# Material for the task
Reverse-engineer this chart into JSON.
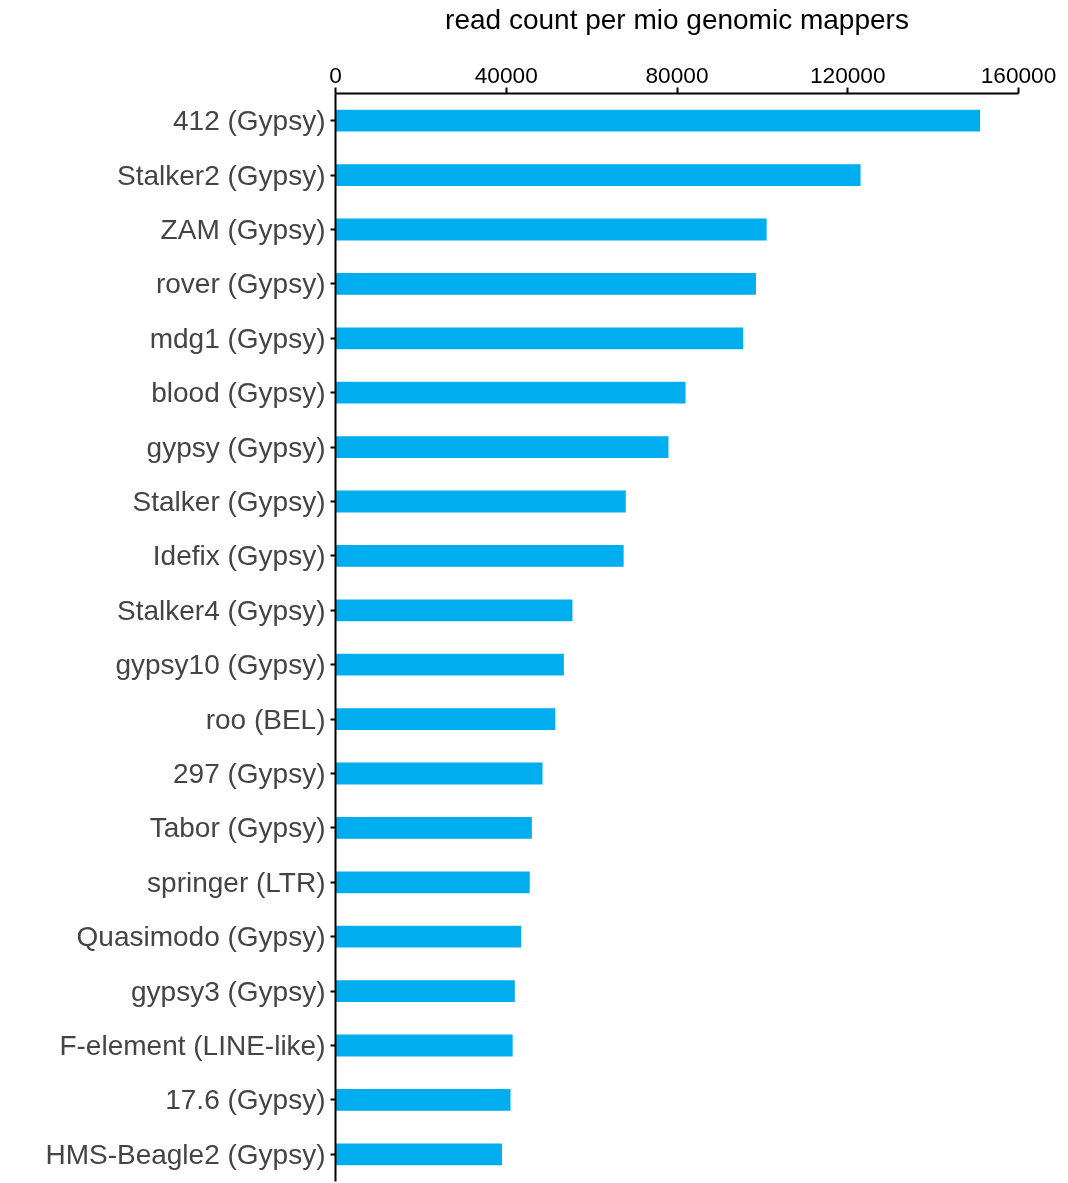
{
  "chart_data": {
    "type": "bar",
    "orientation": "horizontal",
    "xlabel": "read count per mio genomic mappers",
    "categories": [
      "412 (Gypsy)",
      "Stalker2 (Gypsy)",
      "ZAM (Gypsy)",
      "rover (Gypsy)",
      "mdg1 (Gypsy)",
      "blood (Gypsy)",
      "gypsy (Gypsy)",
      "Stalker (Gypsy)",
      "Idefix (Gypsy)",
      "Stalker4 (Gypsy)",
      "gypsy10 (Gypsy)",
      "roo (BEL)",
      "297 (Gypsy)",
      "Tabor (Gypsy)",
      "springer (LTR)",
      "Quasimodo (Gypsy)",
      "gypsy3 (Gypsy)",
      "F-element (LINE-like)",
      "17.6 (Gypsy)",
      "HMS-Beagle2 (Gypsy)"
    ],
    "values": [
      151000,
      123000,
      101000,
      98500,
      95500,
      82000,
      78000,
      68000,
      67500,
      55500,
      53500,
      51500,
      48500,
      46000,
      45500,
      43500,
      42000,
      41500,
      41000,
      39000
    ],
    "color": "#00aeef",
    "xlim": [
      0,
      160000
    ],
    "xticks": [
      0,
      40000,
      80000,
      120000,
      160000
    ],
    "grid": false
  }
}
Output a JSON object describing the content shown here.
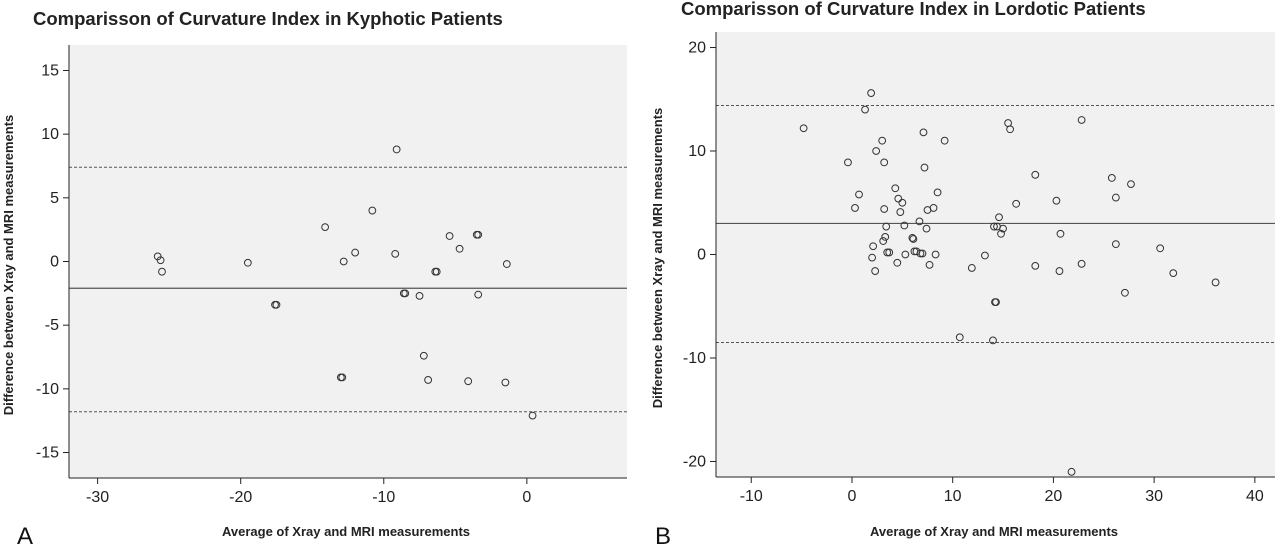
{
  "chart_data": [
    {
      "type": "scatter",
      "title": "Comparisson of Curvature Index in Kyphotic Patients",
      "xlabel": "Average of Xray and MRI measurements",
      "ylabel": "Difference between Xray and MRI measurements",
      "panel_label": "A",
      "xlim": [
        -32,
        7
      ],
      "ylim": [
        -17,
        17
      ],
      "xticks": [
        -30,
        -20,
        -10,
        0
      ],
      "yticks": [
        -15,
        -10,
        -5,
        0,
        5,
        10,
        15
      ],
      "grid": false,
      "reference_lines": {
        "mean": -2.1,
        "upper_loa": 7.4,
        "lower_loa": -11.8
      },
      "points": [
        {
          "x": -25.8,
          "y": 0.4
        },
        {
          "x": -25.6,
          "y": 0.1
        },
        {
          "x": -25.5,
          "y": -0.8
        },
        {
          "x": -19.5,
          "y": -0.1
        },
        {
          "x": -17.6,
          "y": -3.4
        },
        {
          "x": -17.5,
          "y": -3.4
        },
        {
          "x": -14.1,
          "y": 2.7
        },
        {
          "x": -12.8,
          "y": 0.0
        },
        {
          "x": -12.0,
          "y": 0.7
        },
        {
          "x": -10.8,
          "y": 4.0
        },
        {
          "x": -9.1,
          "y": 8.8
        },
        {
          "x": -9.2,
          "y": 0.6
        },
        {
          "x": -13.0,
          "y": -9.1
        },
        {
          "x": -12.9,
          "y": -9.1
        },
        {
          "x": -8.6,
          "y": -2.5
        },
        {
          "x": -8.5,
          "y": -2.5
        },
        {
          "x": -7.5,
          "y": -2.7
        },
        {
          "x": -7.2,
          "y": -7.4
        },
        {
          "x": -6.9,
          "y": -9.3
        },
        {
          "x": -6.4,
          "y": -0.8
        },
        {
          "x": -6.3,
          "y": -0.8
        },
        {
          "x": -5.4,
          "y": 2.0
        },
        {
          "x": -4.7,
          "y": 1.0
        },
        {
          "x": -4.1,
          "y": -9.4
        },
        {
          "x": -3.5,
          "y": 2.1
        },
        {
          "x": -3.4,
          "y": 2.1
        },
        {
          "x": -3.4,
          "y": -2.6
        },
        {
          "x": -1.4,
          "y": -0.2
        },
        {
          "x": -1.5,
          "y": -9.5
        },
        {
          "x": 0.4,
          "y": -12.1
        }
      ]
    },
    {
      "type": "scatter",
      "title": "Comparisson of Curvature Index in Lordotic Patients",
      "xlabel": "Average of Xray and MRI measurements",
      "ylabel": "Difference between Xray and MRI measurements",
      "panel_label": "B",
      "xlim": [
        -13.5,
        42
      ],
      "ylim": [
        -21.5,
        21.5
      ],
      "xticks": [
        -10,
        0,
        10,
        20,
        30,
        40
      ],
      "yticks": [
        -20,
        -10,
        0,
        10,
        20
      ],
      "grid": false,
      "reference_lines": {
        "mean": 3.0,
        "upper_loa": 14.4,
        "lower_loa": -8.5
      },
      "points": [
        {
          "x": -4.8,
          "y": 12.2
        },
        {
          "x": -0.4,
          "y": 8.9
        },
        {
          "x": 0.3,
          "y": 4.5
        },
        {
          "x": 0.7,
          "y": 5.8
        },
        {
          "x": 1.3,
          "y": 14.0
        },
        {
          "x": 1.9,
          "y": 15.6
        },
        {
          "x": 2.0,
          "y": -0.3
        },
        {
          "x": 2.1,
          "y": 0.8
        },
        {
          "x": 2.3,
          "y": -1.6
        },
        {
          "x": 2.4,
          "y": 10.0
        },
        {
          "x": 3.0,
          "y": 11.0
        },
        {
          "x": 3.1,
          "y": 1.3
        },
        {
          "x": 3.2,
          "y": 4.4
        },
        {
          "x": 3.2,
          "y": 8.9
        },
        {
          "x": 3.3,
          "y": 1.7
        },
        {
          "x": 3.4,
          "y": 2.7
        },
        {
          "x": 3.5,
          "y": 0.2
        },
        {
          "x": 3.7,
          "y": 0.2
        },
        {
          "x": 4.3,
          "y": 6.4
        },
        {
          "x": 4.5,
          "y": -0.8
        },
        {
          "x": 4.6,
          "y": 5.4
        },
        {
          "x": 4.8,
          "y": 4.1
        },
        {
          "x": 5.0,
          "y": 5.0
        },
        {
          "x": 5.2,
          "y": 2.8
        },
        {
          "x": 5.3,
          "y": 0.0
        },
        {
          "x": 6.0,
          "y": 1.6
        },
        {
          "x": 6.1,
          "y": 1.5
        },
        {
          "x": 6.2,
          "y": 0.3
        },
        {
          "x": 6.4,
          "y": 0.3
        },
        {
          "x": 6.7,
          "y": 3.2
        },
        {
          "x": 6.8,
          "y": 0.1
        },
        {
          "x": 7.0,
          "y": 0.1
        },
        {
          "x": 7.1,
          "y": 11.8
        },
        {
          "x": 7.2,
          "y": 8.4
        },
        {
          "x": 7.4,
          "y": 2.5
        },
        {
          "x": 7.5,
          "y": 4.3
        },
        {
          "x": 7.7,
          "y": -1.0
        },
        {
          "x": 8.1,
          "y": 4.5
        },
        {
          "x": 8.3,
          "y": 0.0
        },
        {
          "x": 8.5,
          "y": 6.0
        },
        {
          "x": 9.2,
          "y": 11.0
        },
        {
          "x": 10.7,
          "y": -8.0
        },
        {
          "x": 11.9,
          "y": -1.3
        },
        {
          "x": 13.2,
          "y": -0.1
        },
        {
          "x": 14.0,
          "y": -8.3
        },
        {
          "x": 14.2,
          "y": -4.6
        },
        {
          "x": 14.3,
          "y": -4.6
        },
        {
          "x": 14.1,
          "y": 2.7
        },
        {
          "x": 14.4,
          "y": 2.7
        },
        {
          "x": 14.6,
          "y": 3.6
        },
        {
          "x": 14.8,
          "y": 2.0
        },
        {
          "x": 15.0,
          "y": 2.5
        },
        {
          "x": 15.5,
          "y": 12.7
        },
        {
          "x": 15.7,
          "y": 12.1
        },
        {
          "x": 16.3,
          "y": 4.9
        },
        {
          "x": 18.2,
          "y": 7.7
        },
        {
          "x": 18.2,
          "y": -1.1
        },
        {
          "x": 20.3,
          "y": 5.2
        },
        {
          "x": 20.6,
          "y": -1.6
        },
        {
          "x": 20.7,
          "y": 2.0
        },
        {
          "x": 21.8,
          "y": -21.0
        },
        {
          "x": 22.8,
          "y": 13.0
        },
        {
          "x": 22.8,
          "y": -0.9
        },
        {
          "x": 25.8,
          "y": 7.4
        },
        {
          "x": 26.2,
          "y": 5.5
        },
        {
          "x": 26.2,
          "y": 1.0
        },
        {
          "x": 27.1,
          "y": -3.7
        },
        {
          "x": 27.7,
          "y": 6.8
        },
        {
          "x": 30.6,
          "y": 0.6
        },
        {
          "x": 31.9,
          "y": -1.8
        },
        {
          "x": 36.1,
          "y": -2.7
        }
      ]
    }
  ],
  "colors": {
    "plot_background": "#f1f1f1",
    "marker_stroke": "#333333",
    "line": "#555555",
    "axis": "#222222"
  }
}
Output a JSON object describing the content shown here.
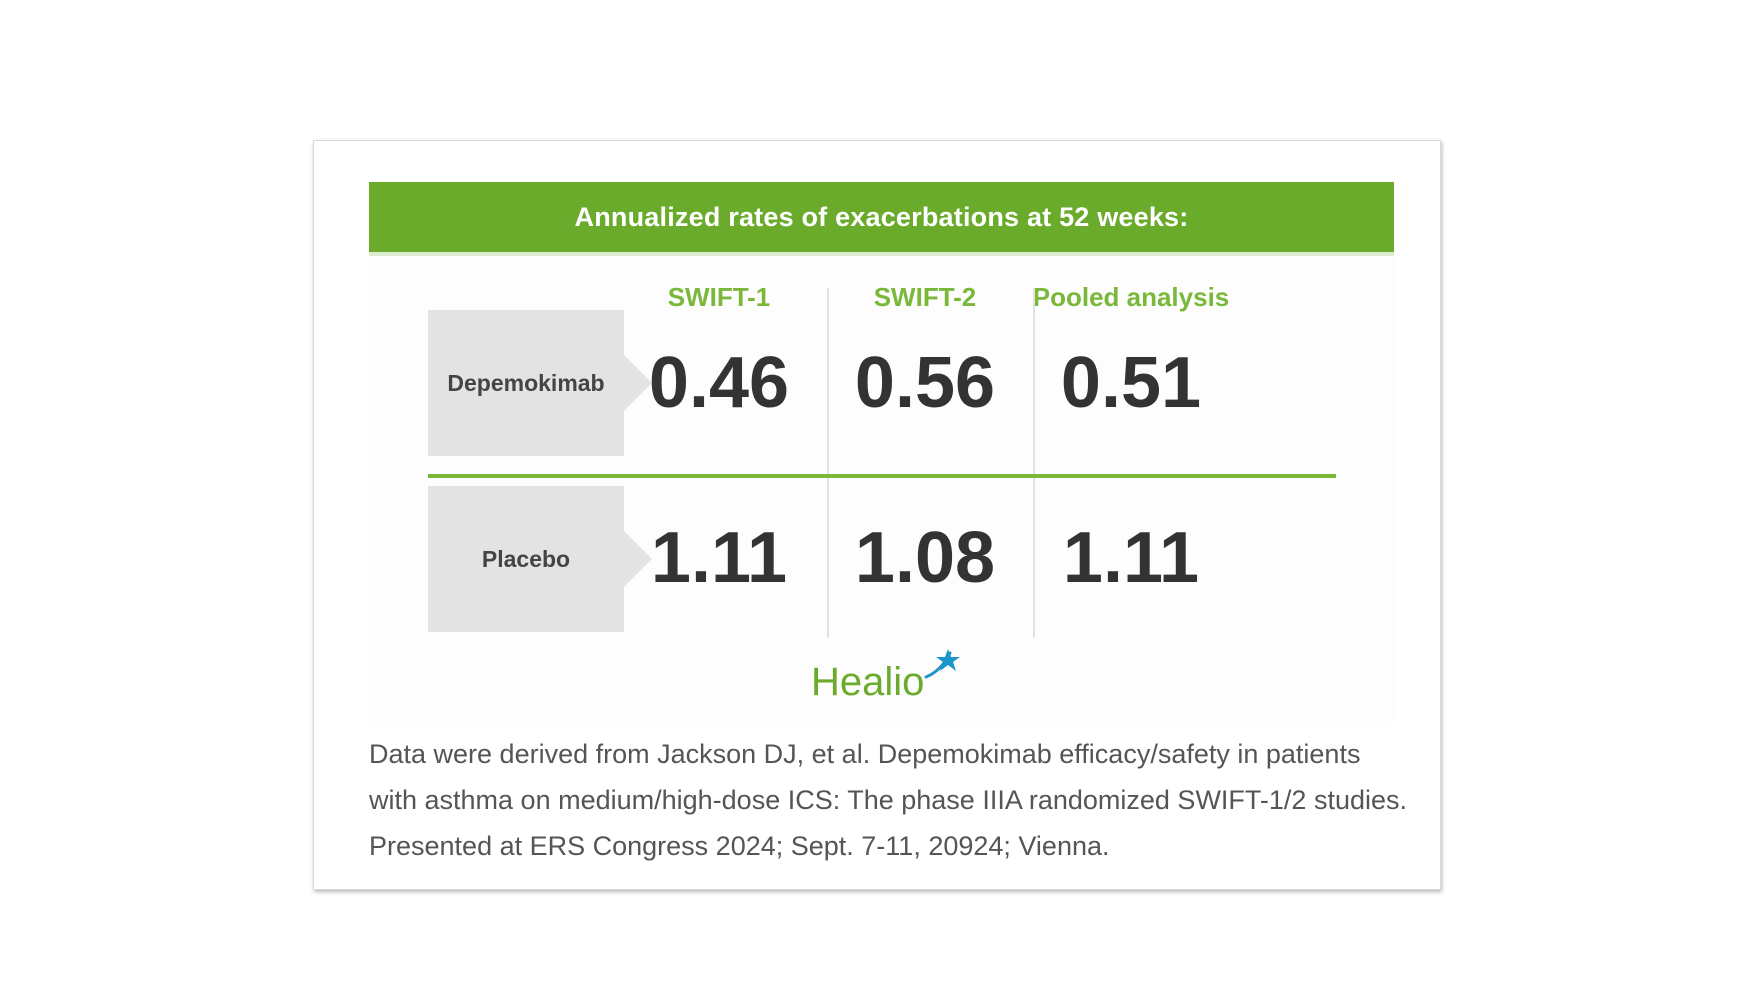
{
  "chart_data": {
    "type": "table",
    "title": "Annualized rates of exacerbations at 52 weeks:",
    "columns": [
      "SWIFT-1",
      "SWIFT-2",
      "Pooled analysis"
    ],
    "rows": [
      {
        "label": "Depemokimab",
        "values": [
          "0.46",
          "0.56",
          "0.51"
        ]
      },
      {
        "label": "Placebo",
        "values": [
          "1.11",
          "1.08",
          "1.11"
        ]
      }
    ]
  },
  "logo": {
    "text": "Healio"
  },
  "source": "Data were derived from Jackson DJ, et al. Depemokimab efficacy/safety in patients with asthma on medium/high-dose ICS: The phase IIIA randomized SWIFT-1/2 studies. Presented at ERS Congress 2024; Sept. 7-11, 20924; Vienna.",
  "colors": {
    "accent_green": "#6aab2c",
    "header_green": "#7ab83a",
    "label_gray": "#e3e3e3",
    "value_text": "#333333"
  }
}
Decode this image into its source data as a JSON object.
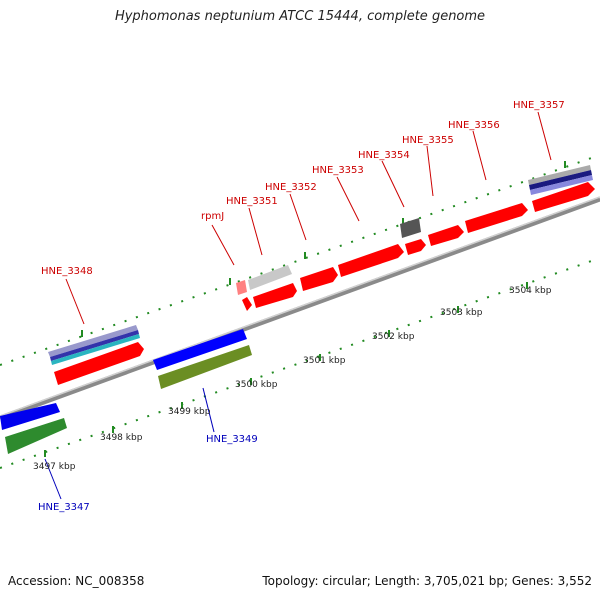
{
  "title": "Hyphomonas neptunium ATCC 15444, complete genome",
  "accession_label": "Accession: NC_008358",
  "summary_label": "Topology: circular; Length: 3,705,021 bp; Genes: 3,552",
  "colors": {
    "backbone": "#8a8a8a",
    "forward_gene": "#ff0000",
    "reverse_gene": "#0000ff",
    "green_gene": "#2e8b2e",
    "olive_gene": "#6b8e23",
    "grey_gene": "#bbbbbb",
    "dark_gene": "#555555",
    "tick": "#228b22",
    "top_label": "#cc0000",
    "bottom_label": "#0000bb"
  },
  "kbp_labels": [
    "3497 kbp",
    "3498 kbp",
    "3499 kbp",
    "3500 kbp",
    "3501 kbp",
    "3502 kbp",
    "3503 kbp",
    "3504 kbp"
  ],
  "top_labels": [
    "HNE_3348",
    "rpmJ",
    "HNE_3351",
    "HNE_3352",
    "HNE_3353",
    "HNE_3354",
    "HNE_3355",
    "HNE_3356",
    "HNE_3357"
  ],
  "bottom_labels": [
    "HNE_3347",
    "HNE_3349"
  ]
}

# Your goal
Your output should be the lines from the one with "Decode this image" through the end of the listing, copied exactly and with the pictures left out.

# Solution for this task
Decode this image into its source data as a JSON object.
{
  "title": "Hyphomonas neptunium ATCC 15444, complete genome",
  "accession_label": "Accession: NC_008358",
  "summary_label": "Topology: circular; Length: 3,705,021 bp; Genes: 3,552",
  "colors": {
    "backbone": "#8a8a8a",
    "forward_gene": "#ff0000",
    "reverse_gene": "#0000ff",
    "green_gene": "#2e8b2e",
    "olive_gene": "#6b8e23",
    "grey_gene": "#bbbbbb",
    "dark_gene": "#555555",
    "tick": "#228b22",
    "top_label": "#cc0000",
    "bottom_label": "#0000bb"
  },
  "kbp_labels": [
    "3497 kbp",
    "3498 kbp",
    "3499 kbp",
    "3500 kbp",
    "3501 kbp",
    "3502 kbp",
    "3503 kbp",
    "3504 kbp"
  ],
  "top_labels": [
    "HNE_3348",
    "rpmJ",
    "HNE_3351",
    "HNE_3352",
    "HNE_3353",
    "HNE_3354",
    "HNE_3355",
    "HNE_3356",
    "HNE_3357"
  ],
  "bottom_labels": [
    "HNE_3347",
    "HNE_3349"
  ]
}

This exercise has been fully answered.